GOAL OF THE EXERCISE: Print the listing as it stands, omitting all images.

....

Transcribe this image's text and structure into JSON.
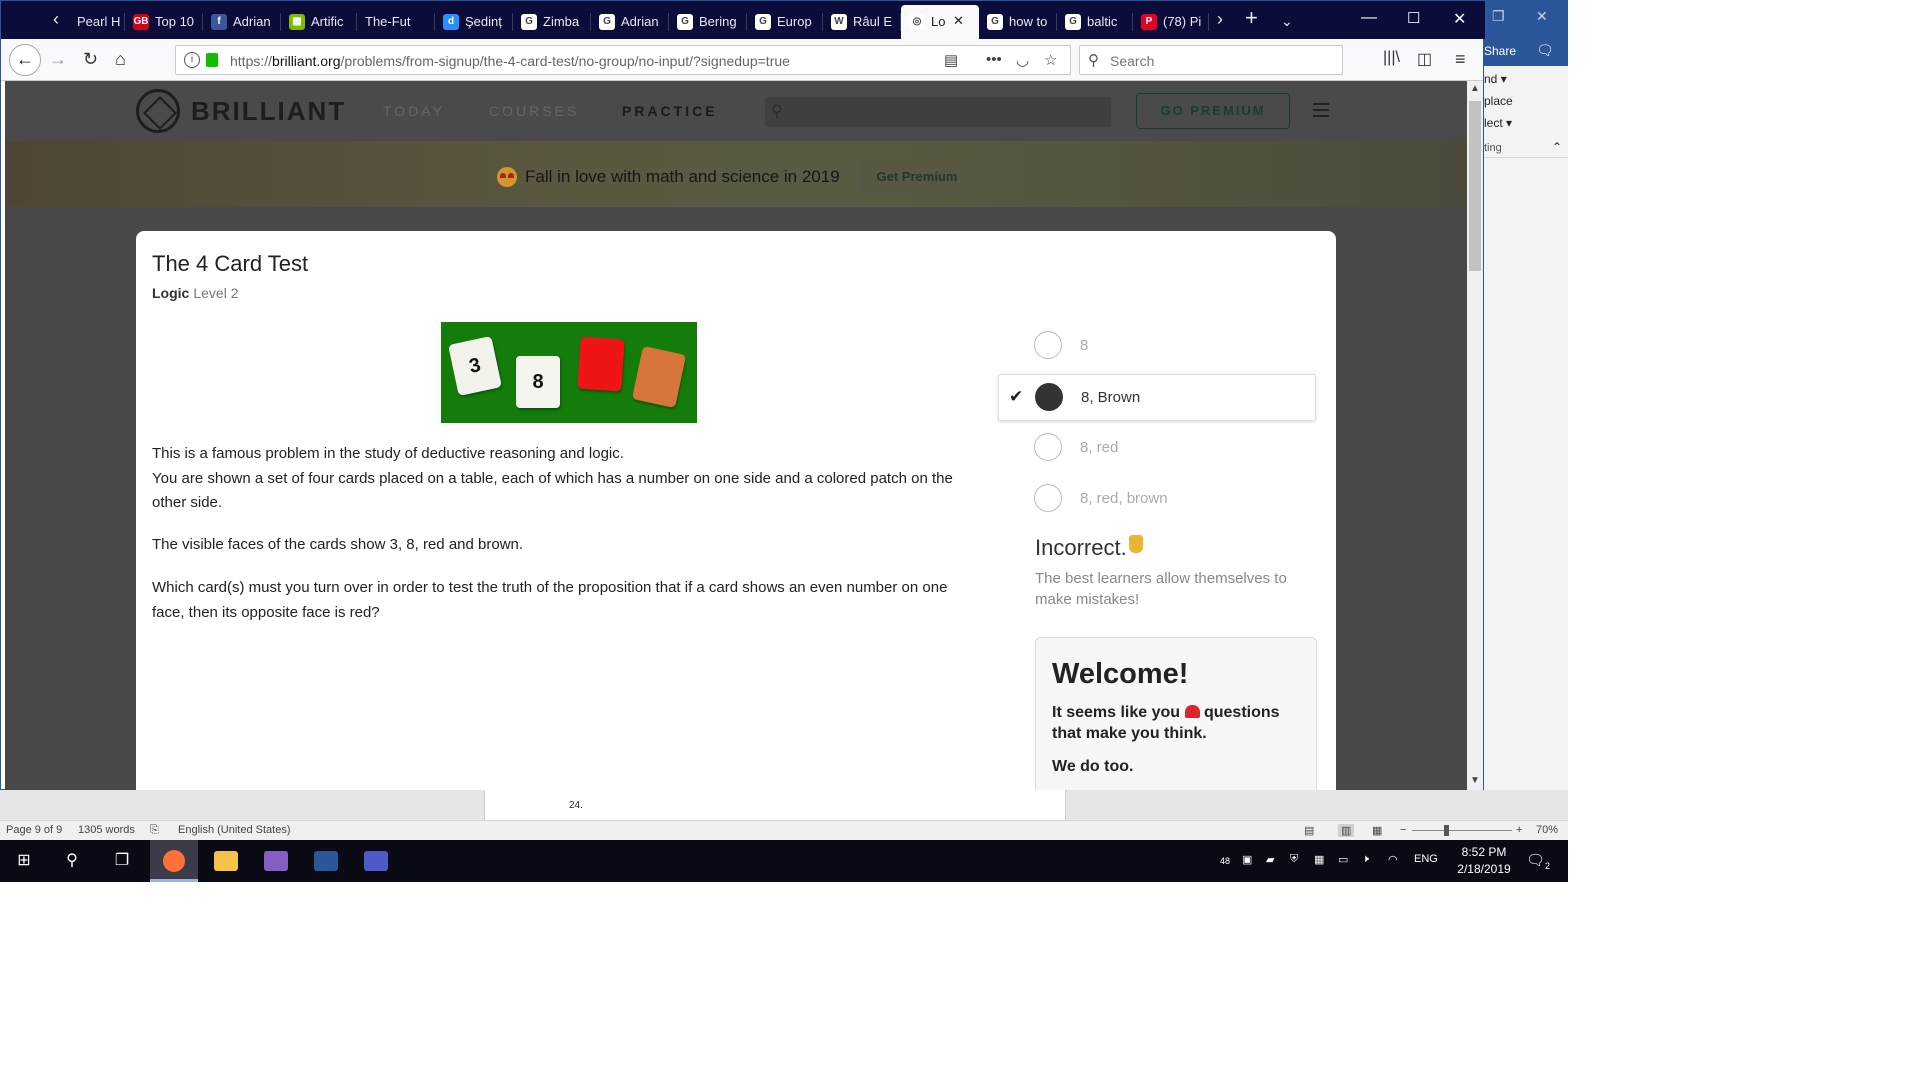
{
  "browser": {
    "tabs": [
      {
        "label": "Pearl H",
        "icon": "page-icon",
        "color": "#0c0c3a"
      },
      {
        "label": "Top 10",
        "icon": "gb-icon",
        "color": "#d0021b"
      },
      {
        "label": "Adrian",
        "icon": "facebook-icon",
        "color": "#3b5998"
      },
      {
        "label": "Artific",
        "icon": "microsoft-icon",
        "color": "#7fba00"
      },
      {
        "label": "The-Future",
        "icon": "page-icon",
        "color": "#0c0c3a"
      },
      {
        "label": "Şedinț",
        "icon": "d-icon",
        "color": "#2d8cff"
      },
      {
        "label": "Zimba",
        "icon": "google-icon",
        "color": "#ffffff"
      },
      {
        "label": "Adrian",
        "icon": "google-icon",
        "color": "#ffffff"
      },
      {
        "label": "Bering",
        "icon": "google-icon",
        "color": "#ffffff"
      },
      {
        "label": "Europ",
        "icon": "google-icon",
        "color": "#ffffff"
      },
      {
        "label": "Râul E",
        "icon": "wikipedia-icon",
        "color": "#ffffff"
      },
      {
        "label": "Lo",
        "icon": "brilliant-icon",
        "color": "#ffffff"
      },
      {
        "label": "how to",
        "icon": "google-icon",
        "color": "#ffffff"
      },
      {
        "label": "baltic",
        "icon": "google-icon",
        "color": "#ffffff"
      },
      {
        "label": "(78) Pi",
        "icon": "pinterest-icon",
        "color": "#e60023"
      }
    ],
    "url_domain": "brilliant.org",
    "url_prefix": "https://",
    "url_path": "/problems/from-signup/the-4-card-test/no-group/no-input/?signedup=true",
    "search_placeholder": "Search"
  },
  "site": {
    "logo": "BRILLIANT",
    "nav": [
      "TODAY",
      "COURSES",
      "PRACTICE"
    ],
    "go_premium": "GO PREMIUM",
    "promo_text": "Fall in love with math and science in 2019",
    "promo_button": "Get Premium"
  },
  "problem": {
    "title": "The 4 Card Test",
    "subject": "Logic",
    "level": "Level 2",
    "cards": [
      "3",
      "8"
    ],
    "paragraphs": [
      "This is a famous problem in the study of deductive reasoning and logic.",
      "You are shown a set of four cards placed on a table, each of which has a number on one side and a colored patch on the other side.",
      "The visible faces of the cards show 3, 8, red and brown.",
      "Which card(s) must you turn over in order to test the truth of the proposition that if a card shows an even number on one face, then its opposite face is red?"
    ],
    "options": [
      "8",
      "8, Brown",
      "8, red",
      "8, red, brown"
    ],
    "selected_option": "8, Brown",
    "verdict": "Incorrect.",
    "verdict_note": "The best learners allow themselves to make mistakes!",
    "welcome_title": "Welcome!",
    "welcome_line1_a": "It seems like you",
    "welcome_line1_b": "questions that make you think.",
    "welcome_line2": "We do too."
  },
  "word": {
    "share": "Share",
    "ribbon": [
      "nd",
      "place",
      "lect",
      "ting"
    ],
    "page_number": "24.",
    "status_page": "Page 9 of 9",
    "status_words": "1305 words",
    "status_lang": "English (United States)",
    "zoom": "70%"
  },
  "taskbar": {
    "clock_time": "8:52 PM",
    "clock_date": "2/18/2019",
    "lang": "ENG",
    "tray_badge": "48",
    "notif_count": "2"
  }
}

....

ANSWER TO THIS EXERCISE:
Transcribe this image's text and structure into JSON.
{
  "browser": {
    "tabs": [
      {
        "label": "Pearl H",
        "icon": "page-icon",
        "color": "#0c0c3a"
      },
      {
        "label": "Top 10",
        "icon": "gb-icon",
        "color": "#d0021b"
      },
      {
        "label": "Adrian",
        "icon": "facebook-icon",
        "color": "#3b5998"
      },
      {
        "label": "Artific",
        "icon": "microsoft-icon",
        "color": "#7fba00"
      },
      {
        "label": "The-Future",
        "icon": "page-icon",
        "color": "#0c0c3a"
      },
      {
        "label": "Şedinț",
        "icon": "d-icon",
        "color": "#2d8cff"
      },
      {
        "label": "Zimba",
        "icon": "google-icon",
        "color": "#ffffff"
      },
      {
        "label": "Adrian",
        "icon": "google-icon",
        "color": "#ffffff"
      },
      {
        "label": "Bering",
        "icon": "google-icon",
        "color": "#ffffff"
      },
      {
        "label": "Europ",
        "icon": "google-icon",
        "color": "#ffffff"
      },
      {
        "label": "Râul E",
        "icon": "wikipedia-icon",
        "color": "#ffffff"
      },
      {
        "label": "Lo",
        "icon": "brilliant-icon",
        "color": "#ffffff"
      },
      {
        "label": "how to",
        "icon": "google-icon",
        "color": "#ffffff"
      },
      {
        "label": "baltic",
        "icon": "google-icon",
        "color": "#ffffff"
      },
      {
        "label": "(78) Pi",
        "icon": "pinterest-icon",
        "color": "#e60023"
      }
    ],
    "url_domain": "brilliant.org",
    "url_prefix": "https://",
    "url_path": "/problems/from-signup/the-4-card-test/no-group/no-input/?signedup=true",
    "search_placeholder": "Search"
  },
  "site": {
    "logo": "BRILLIANT",
    "nav": [
      "TODAY",
      "COURSES",
      "PRACTICE"
    ],
    "go_premium": "GO PREMIUM",
    "promo_text": "Fall in love with math and science in 2019",
    "promo_button": "Get Premium"
  },
  "problem": {
    "title": "The 4 Card Test",
    "subject": "Logic",
    "level": "Level 2",
    "cards": [
      "3",
      "8"
    ],
    "paragraphs": [
      "This is a famous problem in the study of deductive reasoning and logic.",
      "You are shown a set of four cards placed on a table, each of which has a number on one side and a colored patch on the other side.",
      "The visible faces of the cards show 3, 8, red and brown.",
      "Which card(s) must you turn over in order to test the truth of the proposition that if a card shows an even number on one face, then its opposite face is red?"
    ],
    "options": [
      "8",
      "8, Brown",
      "8, red",
      "8, red, brown"
    ],
    "selected_option": "8, Brown",
    "verdict": "Incorrect.",
    "verdict_note": "The best learners allow themselves to make mistakes!",
    "welcome_title": "Welcome!",
    "welcome_line1_a": "It seems like you",
    "welcome_line1_b": "questions that make you think.",
    "welcome_line2": "We do too."
  },
  "word": {
    "share": "Share",
    "ribbon": [
      "nd",
      "place",
      "lect",
      "ting"
    ],
    "page_number": "24.",
    "status_page": "Page 9 of 9",
    "status_words": "1305 words",
    "status_lang": "English (United States)",
    "zoom": "70%"
  },
  "taskbar": {
    "clock_time": "8:52 PM",
    "clock_date": "2/18/2019",
    "lang": "ENG",
    "tray_badge": "48",
    "notif_count": "2"
  }
}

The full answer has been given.